Aim of the task - Repeat exactly, and only, the lines from the one containing "Output a JSON" through the end of the records.

(Data entries)
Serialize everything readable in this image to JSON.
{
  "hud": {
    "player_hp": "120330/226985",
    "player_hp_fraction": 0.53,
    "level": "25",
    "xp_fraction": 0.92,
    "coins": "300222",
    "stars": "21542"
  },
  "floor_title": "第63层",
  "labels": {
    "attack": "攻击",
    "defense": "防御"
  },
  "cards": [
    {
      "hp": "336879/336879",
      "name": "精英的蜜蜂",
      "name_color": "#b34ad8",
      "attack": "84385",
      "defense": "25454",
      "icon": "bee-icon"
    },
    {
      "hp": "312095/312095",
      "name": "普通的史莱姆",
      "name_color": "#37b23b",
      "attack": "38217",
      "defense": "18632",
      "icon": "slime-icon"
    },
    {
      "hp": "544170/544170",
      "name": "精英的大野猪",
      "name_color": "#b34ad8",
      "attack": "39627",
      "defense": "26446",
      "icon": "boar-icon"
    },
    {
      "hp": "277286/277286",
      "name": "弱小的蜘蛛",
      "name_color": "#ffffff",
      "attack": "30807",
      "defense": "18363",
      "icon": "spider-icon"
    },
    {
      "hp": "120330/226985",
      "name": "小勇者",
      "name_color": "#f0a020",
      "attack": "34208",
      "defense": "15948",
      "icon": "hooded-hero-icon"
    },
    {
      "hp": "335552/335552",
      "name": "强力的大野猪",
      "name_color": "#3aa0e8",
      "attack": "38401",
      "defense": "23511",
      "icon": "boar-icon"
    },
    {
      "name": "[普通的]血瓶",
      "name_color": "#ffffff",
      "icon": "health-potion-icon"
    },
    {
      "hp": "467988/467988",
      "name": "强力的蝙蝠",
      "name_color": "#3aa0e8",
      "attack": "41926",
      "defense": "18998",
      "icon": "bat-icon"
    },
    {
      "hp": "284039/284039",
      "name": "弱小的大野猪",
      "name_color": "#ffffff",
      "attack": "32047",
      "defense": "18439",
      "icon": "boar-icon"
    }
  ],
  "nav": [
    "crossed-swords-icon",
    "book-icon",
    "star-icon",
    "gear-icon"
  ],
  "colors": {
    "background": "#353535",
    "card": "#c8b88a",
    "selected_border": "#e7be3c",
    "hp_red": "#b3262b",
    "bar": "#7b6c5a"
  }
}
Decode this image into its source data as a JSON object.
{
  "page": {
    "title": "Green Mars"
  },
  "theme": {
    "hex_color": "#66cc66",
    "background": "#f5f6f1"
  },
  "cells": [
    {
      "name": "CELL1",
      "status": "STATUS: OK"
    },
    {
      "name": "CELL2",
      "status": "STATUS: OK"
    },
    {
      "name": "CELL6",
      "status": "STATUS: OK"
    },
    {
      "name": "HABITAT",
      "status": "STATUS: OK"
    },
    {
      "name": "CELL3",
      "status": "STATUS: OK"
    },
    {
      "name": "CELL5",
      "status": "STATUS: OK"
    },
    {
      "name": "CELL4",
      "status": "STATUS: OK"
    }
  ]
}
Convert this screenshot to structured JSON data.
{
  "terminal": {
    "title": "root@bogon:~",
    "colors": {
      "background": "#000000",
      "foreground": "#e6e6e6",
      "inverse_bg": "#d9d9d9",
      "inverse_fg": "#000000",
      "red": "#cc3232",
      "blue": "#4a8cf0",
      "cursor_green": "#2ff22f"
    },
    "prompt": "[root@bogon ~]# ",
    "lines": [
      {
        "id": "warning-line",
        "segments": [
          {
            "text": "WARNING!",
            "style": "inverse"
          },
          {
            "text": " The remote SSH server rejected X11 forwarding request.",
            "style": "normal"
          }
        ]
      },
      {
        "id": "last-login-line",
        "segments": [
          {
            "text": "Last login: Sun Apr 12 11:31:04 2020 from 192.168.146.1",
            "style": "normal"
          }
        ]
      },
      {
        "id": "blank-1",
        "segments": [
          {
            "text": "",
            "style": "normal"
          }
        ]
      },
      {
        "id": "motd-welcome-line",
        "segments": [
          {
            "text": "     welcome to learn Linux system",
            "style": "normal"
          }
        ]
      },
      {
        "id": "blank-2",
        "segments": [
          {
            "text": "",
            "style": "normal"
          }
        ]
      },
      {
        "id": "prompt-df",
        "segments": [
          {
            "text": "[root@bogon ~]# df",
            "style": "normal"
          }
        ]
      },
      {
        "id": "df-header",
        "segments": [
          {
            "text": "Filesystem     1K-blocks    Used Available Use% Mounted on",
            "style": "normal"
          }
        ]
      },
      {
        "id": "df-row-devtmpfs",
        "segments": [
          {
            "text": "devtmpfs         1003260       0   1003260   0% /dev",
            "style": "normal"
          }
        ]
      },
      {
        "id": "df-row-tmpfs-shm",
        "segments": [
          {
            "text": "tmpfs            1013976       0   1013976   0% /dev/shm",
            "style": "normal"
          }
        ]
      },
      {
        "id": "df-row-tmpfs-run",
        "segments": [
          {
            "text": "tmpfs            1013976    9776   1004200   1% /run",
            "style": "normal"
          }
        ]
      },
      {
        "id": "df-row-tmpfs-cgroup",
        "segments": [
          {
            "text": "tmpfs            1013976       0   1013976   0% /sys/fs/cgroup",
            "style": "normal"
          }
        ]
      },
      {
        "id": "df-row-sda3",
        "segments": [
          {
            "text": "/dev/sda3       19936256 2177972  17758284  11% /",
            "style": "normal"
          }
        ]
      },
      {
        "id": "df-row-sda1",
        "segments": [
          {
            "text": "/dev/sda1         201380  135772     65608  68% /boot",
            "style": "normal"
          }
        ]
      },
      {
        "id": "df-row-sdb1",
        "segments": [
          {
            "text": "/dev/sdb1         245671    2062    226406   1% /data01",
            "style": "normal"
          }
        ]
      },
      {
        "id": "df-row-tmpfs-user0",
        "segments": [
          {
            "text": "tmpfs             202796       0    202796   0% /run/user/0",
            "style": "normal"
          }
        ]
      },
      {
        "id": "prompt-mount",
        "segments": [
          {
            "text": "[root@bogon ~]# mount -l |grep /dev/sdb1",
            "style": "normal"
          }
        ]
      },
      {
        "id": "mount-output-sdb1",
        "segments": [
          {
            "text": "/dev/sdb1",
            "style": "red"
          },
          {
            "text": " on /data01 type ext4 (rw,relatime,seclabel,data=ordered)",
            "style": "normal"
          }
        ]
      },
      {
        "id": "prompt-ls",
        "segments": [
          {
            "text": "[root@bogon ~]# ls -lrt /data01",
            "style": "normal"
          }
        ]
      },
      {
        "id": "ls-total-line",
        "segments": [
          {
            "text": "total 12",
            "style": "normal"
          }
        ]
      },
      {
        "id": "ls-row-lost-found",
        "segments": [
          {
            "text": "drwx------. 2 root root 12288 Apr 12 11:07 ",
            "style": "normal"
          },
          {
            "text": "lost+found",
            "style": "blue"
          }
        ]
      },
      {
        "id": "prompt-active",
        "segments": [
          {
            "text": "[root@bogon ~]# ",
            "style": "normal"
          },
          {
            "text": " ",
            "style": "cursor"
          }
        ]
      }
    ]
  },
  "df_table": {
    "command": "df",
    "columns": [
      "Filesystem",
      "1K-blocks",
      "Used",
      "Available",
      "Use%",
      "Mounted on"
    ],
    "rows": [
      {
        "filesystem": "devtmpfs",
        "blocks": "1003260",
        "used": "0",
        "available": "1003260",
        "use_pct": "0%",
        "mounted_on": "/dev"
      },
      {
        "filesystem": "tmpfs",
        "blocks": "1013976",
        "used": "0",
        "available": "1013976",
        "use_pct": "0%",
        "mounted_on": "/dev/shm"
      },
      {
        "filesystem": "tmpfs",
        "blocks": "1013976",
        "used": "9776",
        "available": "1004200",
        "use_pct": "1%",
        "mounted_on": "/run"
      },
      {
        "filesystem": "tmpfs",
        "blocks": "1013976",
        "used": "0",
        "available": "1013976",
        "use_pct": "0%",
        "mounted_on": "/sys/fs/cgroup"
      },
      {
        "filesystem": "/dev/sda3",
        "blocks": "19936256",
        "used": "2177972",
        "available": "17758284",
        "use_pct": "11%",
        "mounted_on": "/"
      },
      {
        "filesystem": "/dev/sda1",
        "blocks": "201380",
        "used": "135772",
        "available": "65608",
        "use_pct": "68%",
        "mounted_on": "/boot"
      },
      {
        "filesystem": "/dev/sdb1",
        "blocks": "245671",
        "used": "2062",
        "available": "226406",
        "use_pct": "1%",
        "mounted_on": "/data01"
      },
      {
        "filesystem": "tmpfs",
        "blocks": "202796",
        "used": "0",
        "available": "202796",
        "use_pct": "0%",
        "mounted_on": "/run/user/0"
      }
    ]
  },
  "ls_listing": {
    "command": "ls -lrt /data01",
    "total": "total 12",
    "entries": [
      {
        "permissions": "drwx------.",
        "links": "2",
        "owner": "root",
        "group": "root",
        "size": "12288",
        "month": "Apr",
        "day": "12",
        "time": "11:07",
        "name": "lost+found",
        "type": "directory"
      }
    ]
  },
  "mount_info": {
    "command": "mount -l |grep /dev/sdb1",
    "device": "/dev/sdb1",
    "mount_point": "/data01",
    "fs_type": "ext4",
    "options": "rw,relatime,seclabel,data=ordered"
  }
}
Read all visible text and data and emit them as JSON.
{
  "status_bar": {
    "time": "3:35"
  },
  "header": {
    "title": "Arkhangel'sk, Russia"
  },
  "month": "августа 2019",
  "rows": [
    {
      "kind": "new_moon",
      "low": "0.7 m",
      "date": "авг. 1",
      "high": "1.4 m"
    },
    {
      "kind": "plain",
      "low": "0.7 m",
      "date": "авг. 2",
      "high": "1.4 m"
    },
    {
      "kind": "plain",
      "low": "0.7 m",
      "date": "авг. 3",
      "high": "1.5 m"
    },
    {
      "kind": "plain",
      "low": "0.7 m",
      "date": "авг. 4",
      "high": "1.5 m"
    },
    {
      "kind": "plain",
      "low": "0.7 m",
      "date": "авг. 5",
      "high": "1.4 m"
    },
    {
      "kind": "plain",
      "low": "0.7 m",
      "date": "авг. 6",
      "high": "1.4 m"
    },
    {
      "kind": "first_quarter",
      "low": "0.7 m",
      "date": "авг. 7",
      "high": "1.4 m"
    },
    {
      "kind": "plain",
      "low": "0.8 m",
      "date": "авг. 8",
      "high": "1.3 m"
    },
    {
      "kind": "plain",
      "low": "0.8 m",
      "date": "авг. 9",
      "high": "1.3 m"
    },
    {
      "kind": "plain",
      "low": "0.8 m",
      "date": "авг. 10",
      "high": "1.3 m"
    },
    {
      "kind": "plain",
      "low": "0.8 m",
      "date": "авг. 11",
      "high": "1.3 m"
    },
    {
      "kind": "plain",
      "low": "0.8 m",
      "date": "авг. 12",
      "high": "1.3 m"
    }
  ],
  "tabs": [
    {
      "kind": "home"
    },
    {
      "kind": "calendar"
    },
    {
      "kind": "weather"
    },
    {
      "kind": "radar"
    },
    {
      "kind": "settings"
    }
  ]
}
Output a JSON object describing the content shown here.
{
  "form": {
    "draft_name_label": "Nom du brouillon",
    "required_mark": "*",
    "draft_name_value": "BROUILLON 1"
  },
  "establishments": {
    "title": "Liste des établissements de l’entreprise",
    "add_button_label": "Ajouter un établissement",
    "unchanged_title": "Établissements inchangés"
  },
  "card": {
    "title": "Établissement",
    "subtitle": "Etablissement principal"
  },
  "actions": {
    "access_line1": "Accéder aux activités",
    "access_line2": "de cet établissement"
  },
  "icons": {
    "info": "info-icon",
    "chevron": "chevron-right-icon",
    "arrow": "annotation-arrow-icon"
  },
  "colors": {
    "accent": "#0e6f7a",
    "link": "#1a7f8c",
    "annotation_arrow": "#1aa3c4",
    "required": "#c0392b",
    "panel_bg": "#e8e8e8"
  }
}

Response for this exercise -
Output a JSON object describing the content shown here.
{
  "form": {
    "draft_name_label": "Nom du brouillon",
    "required_mark": "*",
    "draft_name_value": "BROUILLON 1"
  },
  "establishments": {
    "title": "Liste des établissements de l’entreprise",
    "add_button_label": "Ajouter un établissement",
    "unchanged_title": "Établissements inchangés"
  },
  "card": {
    "title": "Établissement",
    "subtitle": "Etablissement principal"
  },
  "actions": {
    "access_line1": "Accéder aux activités",
    "access_line2": "de cet établissement"
  },
  "icons": {
    "info": "info-icon",
    "chevron": "chevron-right-icon",
    "arrow": "annotation-arrow-icon"
  },
  "colors": {
    "accent": "#0e6f7a",
    "link": "#1a7f8c",
    "annotation_arrow": "#1aa3c4",
    "required": "#c0392b",
    "panel_bg": "#e8e8e8"
  }
}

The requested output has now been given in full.